Written instruction —
Your reply should be a single number: how many lines contain the string "Saturation".

Source material —
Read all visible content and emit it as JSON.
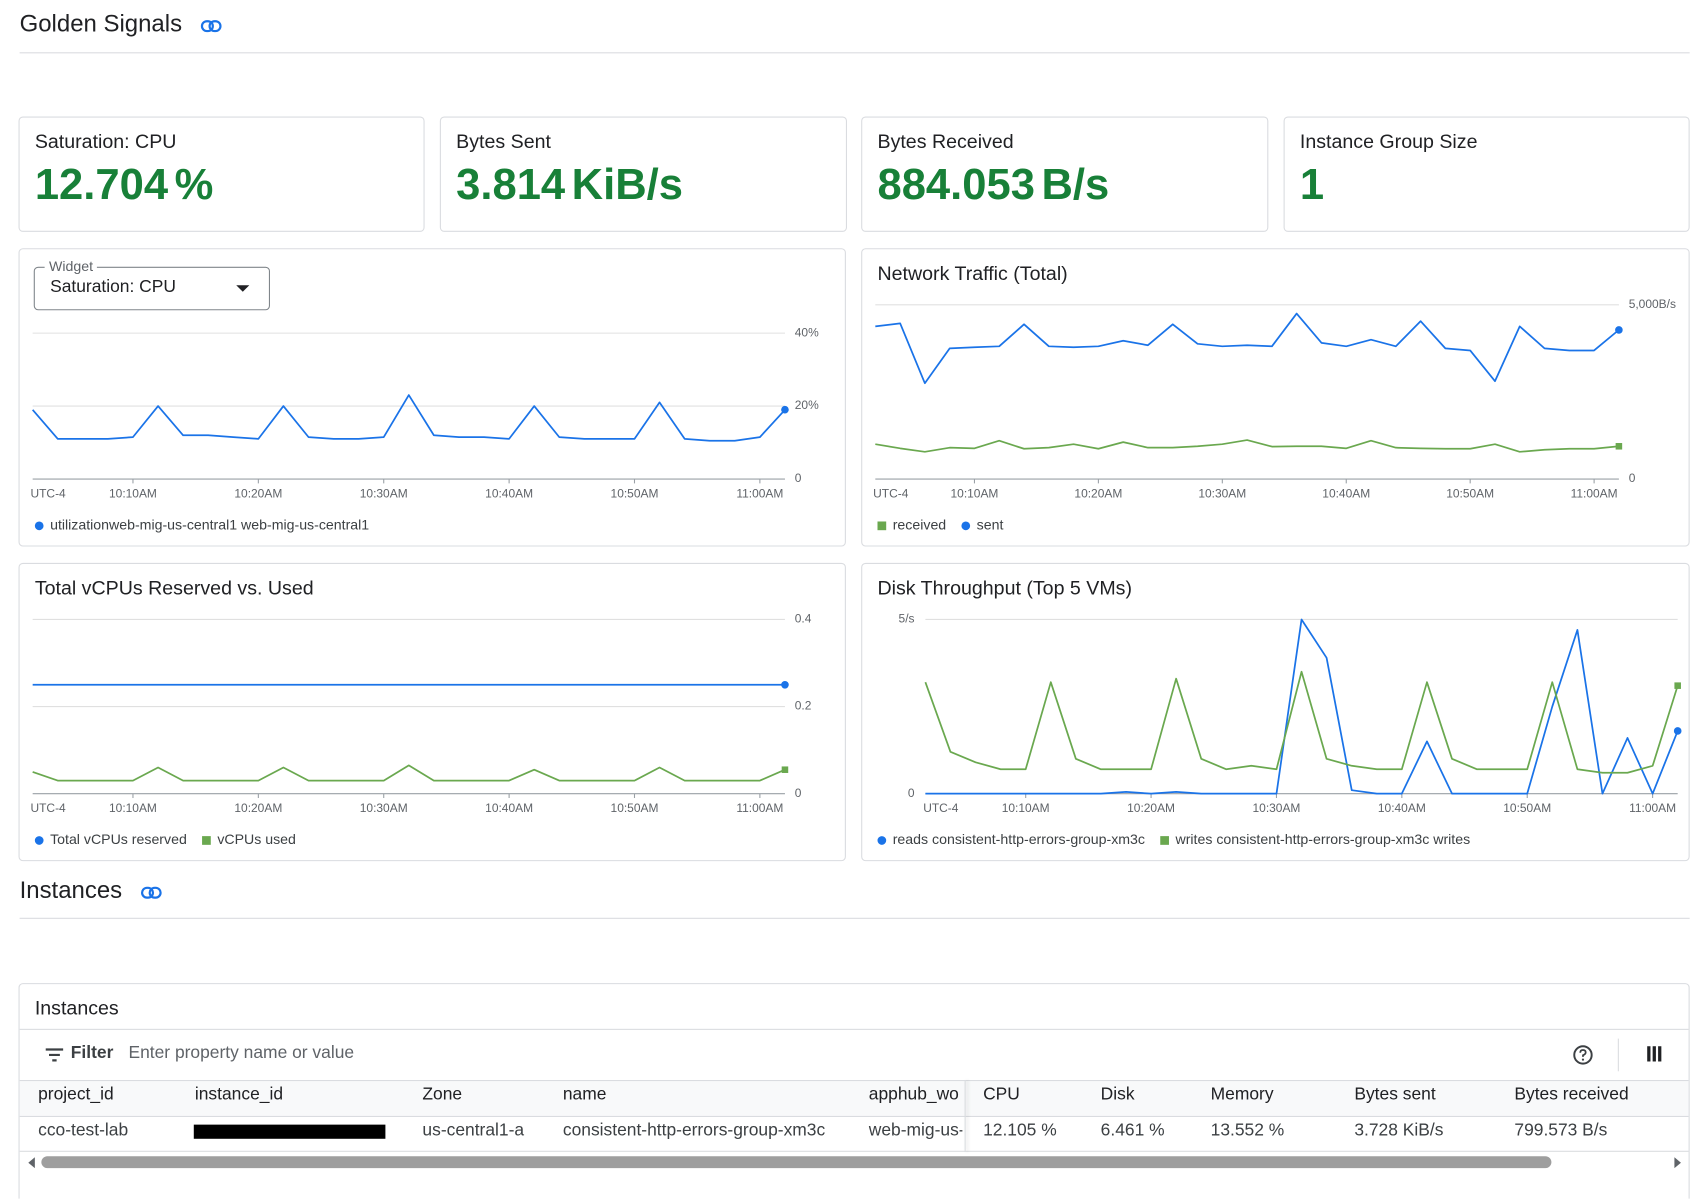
{
  "header": {
    "title": "Golden Signals"
  },
  "scorecards": [
    {
      "title": "Saturation: CPU",
      "value": 12.704,
      "unit": "%"
    },
    {
      "title": "Bytes Sent",
      "value": 3.814,
      "unit": "KiB/s"
    },
    {
      "title": "Bytes Received",
      "value": 884.053,
      "unit": "B/s"
    },
    {
      "title": "Instance Group Size",
      "value": 1
    }
  ],
  "widget_selector": {
    "label": "Widget",
    "selected": "Saturation: CPU"
  },
  "chart_data": [
    {
      "type": "line",
      "timezone": "UTC-4",
      "grid": true,
      "y_axis_side": "right",
      "x": [
        "10:02AM",
        "10:04AM",
        "10:06AM",
        "10:08AM",
        "10:10AM",
        "10:12AM",
        "10:14AM",
        "10:16AM",
        "10:18AM",
        "10:20AM",
        "10:22AM",
        "10:24AM",
        "10:26AM",
        "10:28AM",
        "10:30AM",
        "10:32AM",
        "10:34AM",
        "10:36AM",
        "10:38AM",
        "10:40AM",
        "10:42AM",
        "10:44AM",
        "10:46AM",
        "10:48AM",
        "10:50AM",
        "10:52AM",
        "10:54AM",
        "10:56AM",
        "10:58AM",
        "11:00AM",
        "11:02AM"
      ],
      "xlim": [
        "10:02AM",
        "11:02AM"
      ],
      "xticks": [
        "10:10AM",
        "10:20AM",
        "10:30AM",
        "10:40AM",
        "10:50AM",
        "11:00AM"
      ],
      "ylim": [
        0,
        40
      ],
      "yticks": [
        0,
        {
          "value": 20,
          "label": "20%"
        },
        {
          "value": 40,
          "label": "40%"
        }
      ],
      "series": [
        {
          "name": "utilizationweb-mig-us-central1 web-mig-us-central1",
          "color": "#1a73e8",
          "marker": "circle",
          "values": [
            19,
            11,
            11,
            11,
            11.5,
            20,
            12,
            12,
            11.5,
            11,
            20,
            11.5,
            11,
            11,
            11.5,
            23,
            12,
            11.5,
            11.5,
            11,
            20,
            11.5,
            11,
            11,
            11,
            21,
            11,
            10.5,
            10.5,
            11.5,
            19
          ]
        }
      ]
    },
    {
      "type": "line",
      "title": "Network Traffic (Total)",
      "timezone": "UTC-4",
      "grid": true,
      "y_axis_side": "right",
      "x": [
        "10:02AM",
        "10:04AM",
        "10:06AM",
        "10:08AM",
        "10:10AM",
        "10:12AM",
        "10:14AM",
        "10:16AM",
        "10:18AM",
        "10:20AM",
        "10:22AM",
        "10:24AM",
        "10:26AM",
        "10:28AM",
        "10:30AM",
        "10:32AM",
        "10:34AM",
        "10:36AM",
        "10:38AM",
        "10:40AM",
        "10:42AM",
        "10:44AM",
        "10:46AM",
        "10:48AM",
        "10:50AM",
        "10:52AM",
        "10:54AM",
        "10:56AM",
        "10:58AM",
        "11:00AM",
        "11:02AM"
      ],
      "xlim": [
        "10:02AM",
        "11:02AM"
      ],
      "xticks": [
        "10:10AM",
        "10:20AM",
        "10:30AM",
        "10:40AM",
        "10:50AM",
        "11:00AM"
      ],
      "ylim": [
        0,
        5000
      ],
      "yticks": [
        0,
        {
          "value": 5000,
          "label": "5,000B/s"
        }
      ],
      "series": [
        {
          "name": "received",
          "color": "#6aa84f",
          "marker": "square",
          "values": [
            1000,
            880,
            780,
            900,
            880,
            1100,
            870,
            900,
            1000,
            870,
            1060,
            900,
            900,
            940,
            1000,
            1120,
            930,
            940,
            940,
            880,
            1100,
            900,
            880,
            870,
            870,
            1000,
            780,
            840,
            870,
            870,
            940
          ]
        },
        {
          "name": "sent",
          "color": "#1a73e8",
          "marker": "circle",
          "values": [
            4380,
            4470,
            2750,
            3750,
            3780,
            3810,
            4440,
            3810,
            3780,
            3810,
            3970,
            3840,
            4440,
            3880,
            3810,
            3840,
            3810,
            4750,
            3910,
            3810,
            4000,
            3810,
            4530,
            3750,
            3690,
            2810,
            4380,
            3750,
            3690,
            3690,
            4280
          ]
        }
      ]
    },
    {
      "type": "line",
      "title": "Total vCPUs Reserved vs. Used",
      "timezone": "UTC-4",
      "grid": true,
      "y_axis_side": "right",
      "x": [
        "10:02AM",
        "10:04AM",
        "10:06AM",
        "10:08AM",
        "10:10AM",
        "10:12AM",
        "10:14AM",
        "10:16AM",
        "10:18AM",
        "10:20AM",
        "10:22AM",
        "10:24AM",
        "10:26AM",
        "10:28AM",
        "10:30AM",
        "10:32AM",
        "10:34AM",
        "10:36AM",
        "10:38AM",
        "10:40AM",
        "10:42AM",
        "10:44AM",
        "10:46AM",
        "10:48AM",
        "10:50AM",
        "10:52AM",
        "10:54AM",
        "10:56AM",
        "10:58AM",
        "11:00AM",
        "11:02AM"
      ],
      "xlim": [
        "10:02AM",
        "11:02AM"
      ],
      "xticks": [
        "10:10AM",
        "10:20AM",
        "10:30AM",
        "10:40AM",
        "10:50AM",
        "11:00AM"
      ],
      "ylim": [
        0,
        0.4
      ],
      "yticks": [
        0,
        0.2,
        0.4
      ],
      "series": [
        {
          "name": "Total vCPUs reserved",
          "color": "#1a73e8",
          "marker": "circle",
          "values": [
            0.25,
            0.25,
            0.25,
            0.25,
            0.25,
            0.25,
            0.25,
            0.25,
            0.25,
            0.25,
            0.25,
            0.25,
            0.25,
            0.25,
            0.25,
            0.25,
            0.25,
            0.25,
            0.25,
            0.25,
            0.25,
            0.25,
            0.25,
            0.25,
            0.25,
            0.25,
            0.25,
            0.25,
            0.25,
            0.25,
            0.25
          ]
        },
        {
          "name": "vCPUs used",
          "color": "#6aa84f",
          "marker": "square",
          "values": [
            0.05,
            0.03,
            0.03,
            0.03,
            0.03,
            0.06,
            0.03,
            0.03,
            0.03,
            0.03,
            0.06,
            0.03,
            0.03,
            0.03,
            0.03,
            0.065,
            0.03,
            0.03,
            0.03,
            0.03,
            0.055,
            0.03,
            0.03,
            0.03,
            0.03,
            0.06,
            0.03,
            0.03,
            0.03,
            0.03,
            0.055
          ]
        }
      ]
    },
    {
      "type": "line",
      "title": "Disk Throughput (Top 5 VMs)",
      "timezone": "UTC-4",
      "grid": true,
      "y_axis_side": "left",
      "x": [
        "10:02AM",
        "10:04AM",
        "10:06AM",
        "10:08AM",
        "10:10AM",
        "10:12AM",
        "10:14AM",
        "10:16AM",
        "10:18AM",
        "10:20AM",
        "10:22AM",
        "10:24AM",
        "10:26AM",
        "10:28AM",
        "10:30AM",
        "10:32AM",
        "10:34AM",
        "10:36AM",
        "10:38AM",
        "10:40AM",
        "10:42AM",
        "10:44AM",
        "10:46AM",
        "10:48AM",
        "10:50AM",
        "10:52AM",
        "10:54AM",
        "10:56AM",
        "10:58AM",
        "11:00AM",
        "11:02AM"
      ],
      "xlim": [
        "10:02AM",
        "11:02AM"
      ],
      "xticks": [
        "10:10AM",
        "10:20AM",
        "10:30AM",
        "10:40AM",
        "10:50AM",
        "11:00AM"
      ],
      "ylim": [
        0,
        5
      ],
      "yticks": [
        0,
        {
          "value": 5,
          "label": "5/s"
        }
      ],
      "series": [
        {
          "name": "reads consistent-http-errors-group-xm3c",
          "color": "#1a73e8",
          "marker": "circle",
          "values": [
            0,
            0,
            0,
            0,
            0,
            0,
            0,
            0,
            0.05,
            0,
            0.05,
            0,
            0,
            0,
            0,
            5,
            3.9,
            0.1,
            0,
            0,
            1.5,
            0,
            0,
            0,
            0,
            2.5,
            4.7,
            0,
            1.6,
            0,
            1.8
          ]
        },
        {
          "name": "writes consistent-http-errors-group-xm3c writes",
          "color": "#6aa84f",
          "marker": "square",
          "values": [
            3.2,
            1.2,
            0.9,
            0.7,
            0.7,
            3.2,
            1.0,
            0.7,
            0.7,
            0.7,
            3.3,
            1.0,
            0.7,
            0.8,
            0.7,
            3.5,
            1.0,
            0.8,
            0.7,
            0.7,
            3.2,
            1.0,
            0.7,
            0.7,
            0.7,
            3.2,
            0.7,
            0.6,
            0.6,
            0.8,
            3.1
          ]
        }
      ]
    }
  ],
  "instances_section": {
    "title": "Instances"
  },
  "instances_table": {
    "title": "Instances",
    "filter_label": "Filter",
    "filter_placeholder": "Enter property name or value",
    "columns": [
      "project_id",
      "instance_id",
      "Zone",
      "name",
      "apphub_wo",
      "CPU",
      "Disk",
      "Memory",
      "Bytes sent",
      "Bytes received"
    ],
    "rows": [
      [
        "cco-test-lab",
        null,
        "us-central1-a",
        "consistent-http-errors-group-xm3c",
        "web-mig-us-",
        "12.105 %",
        "6.461 %",
        "13.552 %",
        "3.728 KiB/s",
        "799.573 B/s"
      ]
    ]
  }
}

Exercise answer —
2